[Working data]
____________________
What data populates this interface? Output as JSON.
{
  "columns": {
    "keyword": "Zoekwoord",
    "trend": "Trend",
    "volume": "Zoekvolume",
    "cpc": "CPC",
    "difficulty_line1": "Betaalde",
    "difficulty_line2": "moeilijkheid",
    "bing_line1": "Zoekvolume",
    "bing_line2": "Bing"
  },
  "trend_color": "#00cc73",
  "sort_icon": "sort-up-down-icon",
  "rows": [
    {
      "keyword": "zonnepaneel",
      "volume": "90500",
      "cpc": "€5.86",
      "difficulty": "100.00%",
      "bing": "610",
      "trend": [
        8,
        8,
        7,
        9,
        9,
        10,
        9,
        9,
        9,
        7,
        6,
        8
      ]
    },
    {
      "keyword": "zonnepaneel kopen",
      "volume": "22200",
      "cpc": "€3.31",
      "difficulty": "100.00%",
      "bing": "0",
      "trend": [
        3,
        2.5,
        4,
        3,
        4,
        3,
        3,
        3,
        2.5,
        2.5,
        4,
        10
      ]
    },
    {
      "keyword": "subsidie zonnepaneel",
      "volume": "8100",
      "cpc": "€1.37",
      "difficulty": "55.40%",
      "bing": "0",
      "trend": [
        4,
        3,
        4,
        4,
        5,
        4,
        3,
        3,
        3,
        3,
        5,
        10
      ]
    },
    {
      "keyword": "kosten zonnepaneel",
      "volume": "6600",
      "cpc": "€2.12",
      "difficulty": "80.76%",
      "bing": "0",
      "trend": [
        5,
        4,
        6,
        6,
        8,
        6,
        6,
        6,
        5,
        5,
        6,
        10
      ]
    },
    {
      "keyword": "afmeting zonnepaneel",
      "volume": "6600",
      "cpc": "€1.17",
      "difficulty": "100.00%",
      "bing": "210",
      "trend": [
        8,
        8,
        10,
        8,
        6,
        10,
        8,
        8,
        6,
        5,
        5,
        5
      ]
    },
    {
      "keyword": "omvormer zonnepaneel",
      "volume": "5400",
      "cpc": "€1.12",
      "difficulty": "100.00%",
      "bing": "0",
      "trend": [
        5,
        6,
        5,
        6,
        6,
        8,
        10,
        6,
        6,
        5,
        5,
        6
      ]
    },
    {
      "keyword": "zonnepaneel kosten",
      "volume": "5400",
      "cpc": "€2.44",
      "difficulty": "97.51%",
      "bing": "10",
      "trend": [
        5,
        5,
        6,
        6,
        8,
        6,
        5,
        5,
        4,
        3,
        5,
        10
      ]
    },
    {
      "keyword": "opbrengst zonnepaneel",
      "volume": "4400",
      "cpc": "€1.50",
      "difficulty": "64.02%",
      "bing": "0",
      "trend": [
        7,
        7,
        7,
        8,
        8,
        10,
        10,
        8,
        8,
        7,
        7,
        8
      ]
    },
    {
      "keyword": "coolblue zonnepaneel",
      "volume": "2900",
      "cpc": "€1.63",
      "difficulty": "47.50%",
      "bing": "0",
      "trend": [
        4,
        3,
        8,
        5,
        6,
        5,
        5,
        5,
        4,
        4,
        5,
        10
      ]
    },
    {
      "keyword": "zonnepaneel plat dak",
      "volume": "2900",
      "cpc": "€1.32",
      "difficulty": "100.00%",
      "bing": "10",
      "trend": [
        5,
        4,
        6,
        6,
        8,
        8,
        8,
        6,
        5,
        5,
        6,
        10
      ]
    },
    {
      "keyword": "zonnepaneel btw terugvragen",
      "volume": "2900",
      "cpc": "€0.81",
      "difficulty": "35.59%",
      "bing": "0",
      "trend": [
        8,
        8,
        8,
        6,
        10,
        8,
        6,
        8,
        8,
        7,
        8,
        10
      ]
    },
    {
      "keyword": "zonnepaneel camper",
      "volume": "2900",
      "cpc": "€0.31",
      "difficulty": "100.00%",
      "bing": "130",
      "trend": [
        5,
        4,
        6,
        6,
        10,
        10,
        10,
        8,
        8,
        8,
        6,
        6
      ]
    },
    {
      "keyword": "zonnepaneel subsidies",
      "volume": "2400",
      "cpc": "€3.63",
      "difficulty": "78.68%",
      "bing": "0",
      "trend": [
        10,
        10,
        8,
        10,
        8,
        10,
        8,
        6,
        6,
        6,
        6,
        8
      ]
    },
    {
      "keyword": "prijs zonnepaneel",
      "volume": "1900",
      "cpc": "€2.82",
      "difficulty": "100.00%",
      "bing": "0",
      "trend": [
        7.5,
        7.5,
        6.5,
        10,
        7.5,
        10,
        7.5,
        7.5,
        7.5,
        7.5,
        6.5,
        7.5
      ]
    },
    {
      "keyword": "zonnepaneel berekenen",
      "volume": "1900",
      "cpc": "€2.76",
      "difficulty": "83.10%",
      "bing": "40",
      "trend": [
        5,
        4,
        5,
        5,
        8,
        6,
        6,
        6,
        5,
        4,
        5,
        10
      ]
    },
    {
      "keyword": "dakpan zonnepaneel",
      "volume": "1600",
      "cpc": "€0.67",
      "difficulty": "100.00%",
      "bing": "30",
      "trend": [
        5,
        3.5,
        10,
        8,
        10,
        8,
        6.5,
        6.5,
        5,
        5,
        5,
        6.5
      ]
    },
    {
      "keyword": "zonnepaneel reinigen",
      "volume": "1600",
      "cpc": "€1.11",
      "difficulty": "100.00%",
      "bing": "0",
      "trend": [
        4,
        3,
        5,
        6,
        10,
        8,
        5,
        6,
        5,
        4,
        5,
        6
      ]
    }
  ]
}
____________________
[What the task asks]
From the records above, extract everything verbatim.

[Worked answer]
What data populates this interface? Output as JSON.
{
  "columns": {
    "keyword": "Zoekwoord",
    "trend": "Trend",
    "volume": "Zoekvolume",
    "cpc": "CPC",
    "difficulty_line1": "Betaalde",
    "difficulty_line2": "moeilijkheid",
    "bing_line1": "Zoekvolume",
    "bing_line2": "Bing"
  },
  "trend_color": "#00cc73",
  "sort_icon": "sort-up-down-icon",
  "rows": [
    {
      "keyword": "zonnepaneel",
      "volume": "90500",
      "cpc": "€5.86",
      "difficulty": "100.00%",
      "bing": "610",
      "trend": [
        8,
        8,
        7,
        9,
        9,
        10,
        9,
        9,
        9,
        7,
        6,
        8
      ]
    },
    {
      "keyword": "zonnepaneel kopen",
      "volume": "22200",
      "cpc": "€3.31",
      "difficulty": "100.00%",
      "bing": "0",
      "trend": [
        3,
        2.5,
        4,
        3,
        4,
        3,
        3,
        3,
        2.5,
        2.5,
        4,
        10
      ]
    },
    {
      "keyword": "subsidie zonnepaneel",
      "volume": "8100",
      "cpc": "€1.37",
      "difficulty": "55.40%",
      "bing": "0",
      "trend": [
        4,
        3,
        4,
        4,
        5,
        4,
        3,
        3,
        3,
        3,
        5,
        10
      ]
    },
    {
      "keyword": "kosten zonnepaneel",
      "volume": "6600",
      "cpc": "€2.12",
      "difficulty": "80.76%",
      "bing": "0",
      "trend": [
        5,
        4,
        6,
        6,
        8,
        6,
        6,
        6,
        5,
        5,
        6,
        10
      ]
    },
    {
      "keyword": "afmeting zonnepaneel",
      "volume": "6600",
      "cpc": "€1.17",
      "difficulty": "100.00%",
      "bing": "210",
      "trend": [
        8,
        8,
        10,
        8,
        6,
        10,
        8,
        8,
        6,
        5,
        5,
        5
      ]
    },
    {
      "keyword": "omvormer zonnepaneel",
      "volume": "5400",
      "cpc": "€1.12",
      "difficulty": "100.00%",
      "bing": "0",
      "trend": [
        5,
        6,
        5,
        6,
        6,
        8,
        10,
        6,
        6,
        5,
        5,
        6
      ]
    },
    {
      "keyword": "zonnepaneel kosten",
      "volume": "5400",
      "cpc": "€2.44",
      "difficulty": "97.51%",
      "bing": "10",
      "trend": [
        5,
        5,
        6,
        6,
        8,
        6,
        5,
        5,
        4,
        3,
        5,
        10
      ]
    },
    {
      "keyword": "opbrengst zonnepaneel",
      "volume": "4400",
      "cpc": "€1.50",
      "difficulty": "64.02%",
      "bing": "0",
      "trend": [
        7,
        7,
        7,
        8,
        8,
        10,
        10,
        8,
        8,
        7,
        7,
        8
      ]
    },
    {
      "keyword": "coolblue zonnepaneel",
      "volume": "2900",
      "cpc": "€1.63",
      "difficulty": "47.50%",
      "bing": "0",
      "trend": [
        4,
        3,
        8,
        5,
        6,
        5,
        5,
        5,
        4,
        4,
        5,
        10
      ]
    },
    {
      "keyword": "zonnepaneel plat dak",
      "volume": "2900",
      "cpc": "€1.32",
      "difficulty": "100.00%",
      "bing": "10",
      "trend": [
        5,
        4,
        6,
        6,
        8,
        8,
        8,
        6,
        5,
        5,
        6,
        10
      ]
    },
    {
      "keyword": "zonnepaneel btw terugvragen",
      "volume": "2900",
      "cpc": "€0.81",
      "difficulty": "35.59%",
      "bing": "0",
      "trend": [
        8,
        8,
        8,
        6,
        10,
        8,
        6,
        8,
        8,
        7,
        8,
        10
      ]
    },
    {
      "keyword": "zonnepaneel camper",
      "volume": "2900",
      "cpc": "€0.31",
      "difficulty": "100.00%",
      "bing": "130",
      "trend": [
        5,
        4,
        6,
        6,
        10,
        10,
        10,
        8,
        8,
        8,
        6,
        6
      ]
    },
    {
      "keyword": "zonnepaneel subsidies",
      "volume": "2400",
      "cpc": "€3.63",
      "difficulty": "78.68%",
      "bing": "0",
      "trend": [
        10,
        10,
        8,
        10,
        8,
        10,
        8,
        6,
        6,
        6,
        6,
        8
      ]
    },
    {
      "keyword": "prijs zonnepaneel",
      "volume": "1900",
      "cpc": "€2.82",
      "difficulty": "100.00%",
      "bing": "0",
      "trend": [
        7.5,
        7.5,
        6.5,
        10,
        7.5,
        10,
        7.5,
        7.5,
        7.5,
        7.5,
        6.5,
        7.5
      ]
    },
    {
      "keyword": "zonnepaneel berekenen",
      "volume": "1900",
      "cpc": "€2.76",
      "difficulty": "83.10%",
      "bing": "40",
      "trend": [
        5,
        4,
        5,
        5,
        8,
        6,
        6,
        6,
        5,
        4,
        5,
        10
      ]
    },
    {
      "keyword": "dakpan zonnepaneel",
      "volume": "1600",
      "cpc": "€0.67",
      "difficulty": "100.00%",
      "bing": "30",
      "trend": [
        5,
        3.5,
        10,
        8,
        10,
        8,
        6.5,
        6.5,
        5,
        5,
        5,
        6.5
      ]
    },
    {
      "keyword": "zonnepaneel reinigen",
      "volume": "1600",
      "cpc": "€1.11",
      "difficulty": "100.00%",
      "bing": "0",
      "trend": [
        4,
        3,
        5,
        6,
        10,
        8,
        5,
        6,
        5,
        4,
        5,
        6
      ]
    }
  ]
}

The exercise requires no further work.